-- START OF DATA ROWS --

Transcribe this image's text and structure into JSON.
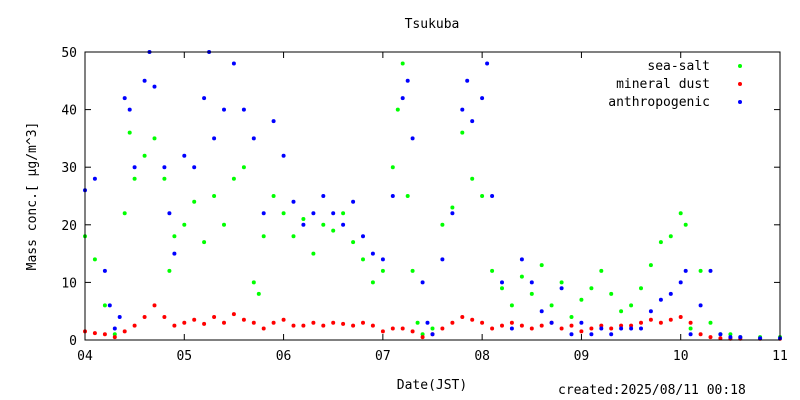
{
  "chart_data": {
    "type": "scatter",
    "title": "Tsukuba",
    "xlabel": "Date(JST)",
    "ylabel": "Mass conc.[ μg/m^3]",
    "xlim": [
      4,
      11
    ],
    "ylim": [
      0,
      50
    ],
    "x_ticks": [
      "04",
      "05",
      "06",
      "07",
      "08",
      "09",
      "10",
      "11"
    ],
    "y_ticks": [
      "0",
      "10",
      "20",
      "30",
      "40",
      "50"
    ],
    "legend_position": "top-right",
    "grid": false,
    "series": [
      {
        "name": "sea-salt",
        "color": "#00ff00",
        "x": [
          4.0,
          4.1,
          4.2,
          4.3,
          4.4,
          4.45,
          4.5,
          4.6,
          4.7,
          4.8,
          4.85,
          4.9,
          5.0,
          5.1,
          5.2,
          5.3,
          5.4,
          5.5,
          5.6,
          5.7,
          5.75,
          5.8,
          5.9,
          6.0,
          6.1,
          6.2,
          6.3,
          6.4,
          6.5,
          6.6,
          6.7,
          6.8,
          6.9,
          7.0,
          7.1,
          7.15,
          7.2,
          7.25,
          7.3,
          7.35,
          7.4,
          7.5,
          7.6,
          7.7,
          7.8,
          7.9,
          8.0,
          8.1,
          8.2,
          8.3,
          8.4,
          8.5,
          8.6,
          8.7,
          8.8,
          8.9,
          9.0,
          9.1,
          9.2,
          9.3,
          9.4,
          9.5,
          9.6,
          9.7,
          9.8,
          9.9,
          10.0,
          10.05,
          10.1,
          10.2,
          10.3,
          10.4,
          10.5,
          10.6,
          10.8,
          11.0
        ],
        "y": [
          18,
          14,
          6,
          1,
          22,
          36,
          28,
          32,
          35,
          28,
          12,
          18,
          20,
          24,
          17,
          25,
          20,
          28,
          30,
          10,
          8,
          18,
          25,
          22,
          18,
          21,
          15,
          20,
          19,
          22,
          17,
          14,
          10,
          12,
          30,
          40,
          48,
          25,
          12,
          3,
          1,
          2,
          20,
          23,
          36,
          28,
          25,
          12,
          9,
          6,
          11,
          8,
          13,
          6,
          10,
          4,
          7,
          9,
          12,
          8,
          5,
          6,
          9,
          13,
          17,
          18,
          22,
          20,
          2,
          12,
          3,
          1,
          1,
          0.5,
          0.5,
          0.5
        ]
      },
      {
        "name": "mineral dust",
        "color": "#ff0000",
        "x": [
          4.0,
          4.1,
          4.2,
          4.3,
          4.4,
          4.5,
          4.6,
          4.7,
          4.8,
          4.9,
          5.0,
          5.1,
          5.2,
          5.3,
          5.4,
          5.5,
          5.6,
          5.7,
          5.8,
          5.9,
          6.0,
          6.1,
          6.2,
          6.3,
          6.4,
          6.5,
          6.6,
          6.7,
          6.8,
          6.9,
          7.0,
          7.1,
          7.2,
          7.3,
          7.4,
          7.5,
          7.6,
          7.7,
          7.8,
          7.9,
          8.0,
          8.1,
          8.2,
          8.3,
          8.4,
          8.5,
          8.6,
          8.7,
          8.8,
          8.9,
          9.0,
          9.1,
          9.2,
          9.3,
          9.4,
          9.5,
          9.6,
          9.7,
          9.8,
          9.9,
          10.0,
          10.1,
          10.2,
          10.3,
          10.4,
          10.5,
          10.6,
          10.8,
          11.0
        ],
        "y": [
          1.5,
          1.2,
          1.0,
          0.5,
          1.5,
          2.5,
          4.0,
          6.0,
          4.0,
          2.5,
          3.0,
          3.5,
          2.8,
          4.0,
          3.0,
          4.5,
          3.5,
          3.0,
          2.0,
          3.0,
          3.5,
          2.5,
          2.5,
          3.0,
          2.5,
          3.0,
          2.8,
          2.5,
          3.0,
          2.5,
          1.5,
          2.0,
          2.0,
          1.5,
          0.5,
          1.0,
          2.0,
          3.0,
          4.0,
          3.5,
          3.0,
          2.0,
          2.5,
          3.0,
          2.5,
          2.0,
          2.5,
          3.0,
          2.0,
          2.5,
          1.5,
          2.0,
          2.5,
          2.0,
          2.5,
          2.5,
          3.0,
          3.5,
          3.0,
          3.5,
          4.0,
          3.0,
          1.0,
          0.5,
          0.3,
          0.2,
          0.2,
          0.2,
          0.2
        ]
      },
      {
        "name": "anthropogenic",
        "color": "#0000ff",
        "x": [
          4.0,
          4.1,
          4.2,
          4.25,
          4.3,
          4.35,
          4.4,
          4.45,
          4.5,
          4.6,
          4.65,
          4.7,
          4.8,
          4.85,
          4.9,
          5.0,
          5.1,
          5.2,
          5.25,
          5.3,
          5.4,
          5.5,
          5.6,
          5.7,
          5.8,
          5.9,
          6.0,
          6.1,
          6.2,
          6.3,
          6.4,
          6.5,
          6.6,
          6.7,
          6.8,
          6.9,
          7.0,
          7.1,
          7.2,
          7.25,
          7.3,
          7.4,
          7.45,
          7.5,
          7.6,
          7.7,
          7.8,
          7.85,
          7.9,
          8.0,
          8.05,
          8.1,
          8.2,
          8.3,
          8.4,
          8.5,
          8.6,
          8.7,
          8.8,
          8.9,
          9.0,
          9.1,
          9.2,
          9.3,
          9.4,
          9.5,
          9.6,
          9.7,
          9.8,
          9.9,
          10.0,
          10.05,
          10.1,
          10.2,
          10.3,
          10.4,
          10.5,
          10.6,
          10.8,
          11.0
        ],
        "y": [
          26,
          28,
          12,
          6,
          2,
          4,
          42,
          40,
          30,
          45,
          50,
          44,
          30,
          22,
          15,
          32,
          30,
          42,
          50,
          35,
          40,
          48,
          40,
          35,
          22,
          38,
          32,
          24,
          20,
          22,
          25,
          22,
          20,
          24,
          18,
          15,
          14,
          25,
          42,
          45,
          35,
          10,
          3,
          1,
          14,
          22,
          40,
          45,
          38,
          42,
          48,
          25,
          10,
          2,
          14,
          10,
          5,
          3,
          9,
          1,
          3,
          1,
          2,
          1,
          2,
          2,
          2,
          5,
          7,
          8,
          10,
          12,
          1,
          6,
          12,
          1,
          0.5,
          0.5,
          0.3,
          0.3
        ]
      }
    ]
  },
  "footer": {
    "created": "created:2025/08/11 00:18"
  }
}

-- END OF DATA ROWS --

Gather all lines of the records that include the word "name".

EXERCISE RESPONSE.
        "name": "sea-salt",
        "name": "mineral dust",
        "name": "anthropogenic",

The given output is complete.